- Work required -
Extract the data exactly, missing nothing.

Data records
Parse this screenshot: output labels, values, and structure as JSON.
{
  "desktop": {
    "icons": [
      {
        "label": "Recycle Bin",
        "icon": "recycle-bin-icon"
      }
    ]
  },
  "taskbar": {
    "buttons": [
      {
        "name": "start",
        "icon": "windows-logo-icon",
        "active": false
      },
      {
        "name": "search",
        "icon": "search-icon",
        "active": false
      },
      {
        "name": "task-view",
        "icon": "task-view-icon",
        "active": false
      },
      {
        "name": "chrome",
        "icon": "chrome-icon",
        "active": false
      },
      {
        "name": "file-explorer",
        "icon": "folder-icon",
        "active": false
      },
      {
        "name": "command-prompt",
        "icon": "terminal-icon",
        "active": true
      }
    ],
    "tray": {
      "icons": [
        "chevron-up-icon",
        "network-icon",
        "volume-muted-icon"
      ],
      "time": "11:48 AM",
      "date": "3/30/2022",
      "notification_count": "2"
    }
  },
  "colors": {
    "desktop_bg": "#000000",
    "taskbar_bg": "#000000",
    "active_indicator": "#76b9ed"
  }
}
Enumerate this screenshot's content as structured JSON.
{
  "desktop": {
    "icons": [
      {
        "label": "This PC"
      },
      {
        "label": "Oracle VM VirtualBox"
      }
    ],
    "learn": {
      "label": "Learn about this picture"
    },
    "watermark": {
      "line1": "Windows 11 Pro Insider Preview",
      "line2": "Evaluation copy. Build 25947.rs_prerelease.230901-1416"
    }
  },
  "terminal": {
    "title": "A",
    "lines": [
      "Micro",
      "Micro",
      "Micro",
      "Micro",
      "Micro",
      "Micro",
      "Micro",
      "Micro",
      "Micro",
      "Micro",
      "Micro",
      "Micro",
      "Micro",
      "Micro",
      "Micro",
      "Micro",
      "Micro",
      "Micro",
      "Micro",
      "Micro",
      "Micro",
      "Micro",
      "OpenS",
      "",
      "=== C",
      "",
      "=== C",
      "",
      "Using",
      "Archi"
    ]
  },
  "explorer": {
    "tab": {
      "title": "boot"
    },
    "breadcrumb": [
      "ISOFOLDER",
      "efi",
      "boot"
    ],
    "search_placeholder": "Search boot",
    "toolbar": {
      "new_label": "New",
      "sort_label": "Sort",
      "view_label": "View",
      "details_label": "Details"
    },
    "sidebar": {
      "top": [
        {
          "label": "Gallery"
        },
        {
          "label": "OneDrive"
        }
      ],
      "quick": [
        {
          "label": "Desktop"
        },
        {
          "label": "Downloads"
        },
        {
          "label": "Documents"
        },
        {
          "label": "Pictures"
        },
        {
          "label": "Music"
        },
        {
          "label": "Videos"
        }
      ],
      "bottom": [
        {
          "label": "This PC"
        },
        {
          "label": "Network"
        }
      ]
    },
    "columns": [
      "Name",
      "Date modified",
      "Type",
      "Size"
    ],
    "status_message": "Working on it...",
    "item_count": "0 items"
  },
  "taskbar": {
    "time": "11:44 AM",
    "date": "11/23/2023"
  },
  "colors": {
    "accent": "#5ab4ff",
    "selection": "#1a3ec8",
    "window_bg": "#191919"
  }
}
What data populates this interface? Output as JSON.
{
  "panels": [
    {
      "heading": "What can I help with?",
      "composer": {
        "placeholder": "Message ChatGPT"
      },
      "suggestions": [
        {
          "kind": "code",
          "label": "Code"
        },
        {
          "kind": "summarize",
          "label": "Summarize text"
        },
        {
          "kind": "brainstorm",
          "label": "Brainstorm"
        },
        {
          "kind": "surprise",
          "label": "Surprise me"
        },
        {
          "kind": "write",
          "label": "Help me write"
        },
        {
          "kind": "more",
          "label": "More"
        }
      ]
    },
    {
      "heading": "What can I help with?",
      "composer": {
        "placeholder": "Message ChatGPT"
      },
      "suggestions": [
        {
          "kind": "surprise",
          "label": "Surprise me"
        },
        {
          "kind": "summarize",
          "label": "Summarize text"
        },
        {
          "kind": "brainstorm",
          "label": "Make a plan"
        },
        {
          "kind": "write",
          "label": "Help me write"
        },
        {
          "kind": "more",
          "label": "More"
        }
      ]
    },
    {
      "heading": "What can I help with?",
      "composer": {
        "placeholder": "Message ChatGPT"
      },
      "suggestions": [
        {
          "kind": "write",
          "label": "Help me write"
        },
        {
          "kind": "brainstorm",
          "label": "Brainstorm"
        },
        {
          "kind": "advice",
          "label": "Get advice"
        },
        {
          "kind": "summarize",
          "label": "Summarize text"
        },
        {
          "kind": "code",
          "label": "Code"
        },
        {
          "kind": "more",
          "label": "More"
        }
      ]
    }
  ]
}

- Exercise response -
Parse this screenshot: output labels, values, and structure as JSON.
{
  "desktop": {
    "icons": [
      {
        "label": "Recycle Bin",
        "icon": "recycle-bin-icon"
      }
    ]
  },
  "taskbar": {
    "buttons": [
      {
        "name": "start",
        "icon": "windows-logo-icon",
        "active": false
      },
      {
        "name": "search",
        "icon": "search-icon",
        "active": false
      },
      {
        "name": "task-view",
        "icon": "task-view-icon",
        "active": false
      },
      {
        "name": "chrome",
        "icon": "chrome-icon",
        "active": false
      },
      {
        "name": "file-explorer",
        "icon": "folder-icon",
        "active": false
      },
      {
        "name": "command-prompt",
        "icon": "terminal-icon",
        "active": true
      }
    ],
    "tray": {
      "icons": [
        "chevron-up-icon",
        "network-icon",
        "volume-muted-icon"
      ],
      "time": "11:48 AM",
      "date": "3/30/2022",
      "notification_count": "2"
    }
  },
  "colors": {
    "desktop_bg": "#000000",
    "taskbar_bg": "#000000",
    "active_indicator": "#76b9ed"
  }
}
Enumerate this screenshot's content as structured JSON.
{
  "desktop": {
    "icons": [
      {
        "label": "This PC"
      },
      {
        "label": "Oracle VM VirtualBox"
      }
    ],
    "learn": {
      "label": "Learn about this picture"
    },
    "watermark": {
      "line1": "Windows 11 Pro Insider Preview",
      "line2": "Evaluation copy. Build 25947.rs_prerelease.230901-1416"
    }
  },
  "terminal": {
    "title": "A",
    "lines": [
      "Micro",
      "Micro",
      "Micro",
      "Micro",
      "Micro",
      "Micro",
      "Micro",
      "Micro",
      "Micro",
      "Micro",
      "Micro",
      "Micro",
      "Micro",
      "Micro",
      "Micro",
      "Micro",
      "Micro",
      "Micro",
      "Micro",
      "Micro",
      "Micro",
      "Micro",
      "OpenS",
      "",
      "=== C",
      "",
      "=== C",
      "",
      "Using",
      "Archi"
    ]
  },
  "explorer": {
    "tab": {
      "title": "boot"
    },
    "breadcrumb": [
      "ISOFOLDER",
      "efi",
      "boot"
    ],
    "search_placeholder": "Search boot",
    "toolbar": {
      "new_label": "New",
      "sort_label": "Sort",
      "view_label": "View",
      "details_label": "Details"
    },
    "sidebar": {
      "top": [
        {
          "label": "Gallery"
        },
        {
          "label": "OneDrive"
        }
      ],
      "quick": [
        {
          "label": "Desktop"
        },
        {
          "label": "Downloads"
        },
        {
          "label": "Documents"
        },
        {
          "label": "Pictures"
        },
        {
          "label": "Music"
        },
        {
          "label": "Videos"
        }
      ],
      "bottom": [
        {
          "label": "This PC"
        },
        {
          "label": "Network"
        }
      ]
    },
    "columns": [
      "Name",
      "Date modified",
      "Type",
      "Size"
    ],
    "status_message": "Working on it...",
    "item_count": "0 items"
  },
  "taskbar": {
    "time": "11:44 AM",
    "date": "11/23/2023"
  },
  "colors": {
    "accent": "#5ab4ff",
    "selection": "#1a3ec8",
    "window_bg": "#191919"
  }
}
What data populates this interface? Output as JSON.
{
  "panels": [
    {
      "heading": "What can I help with?",
      "composer": {
        "placeholder": "Message ChatGPT"
      },
      "suggestions": [
        {
          "kind": "code",
          "label": "Code"
        },
        {
          "kind": "summarize",
          "label": "Summarize text"
        },
        {
          "kind": "brainstorm",
          "label": "Brainstorm"
        },
        {
          "kind": "surprise",
          "label": "Surprise me"
        },
        {
          "kind": "write",
          "label": "Help me write"
        },
        {
          "kind": "more",
          "label": "More"
        }
      ]
    },
    {
      "heading": "What can I help with?",
      "composer": {
        "placeholder": "Message ChatGPT"
      },
      "suggestions": [
        {
          "kind": "surprise",
          "label": "Surprise me"
        },
        {
          "kind": "summarize",
          "label": "Summarize text"
        },
        {
          "kind": "brainstorm",
          "label": "Make a plan"
        },
        {
          "kind": "write",
          "label": "Help me write"
        },
        {
          "kind": "more",
          "label": "More"
        }
      ]
    },
    {
      "heading": "What can I help with?",
      "composer": {
        "placeholder": "Message ChatGPT"
      },
      "suggestions": [
        {
          "kind": "write",
          "label": "Help me write"
        },
        {
          "kind": "brainstorm",
          "label": "Brainstorm"
        },
        {
          "kind": "advice",
          "label": "Get advice"
        },
        {
          "kind": "summarize",
          "label": "Summarize text"
        },
        {
          "kind": "code",
          "label": "Code"
        },
        {
          "kind": "more",
          "label": "More"
        }
      ]
    }
  ]
}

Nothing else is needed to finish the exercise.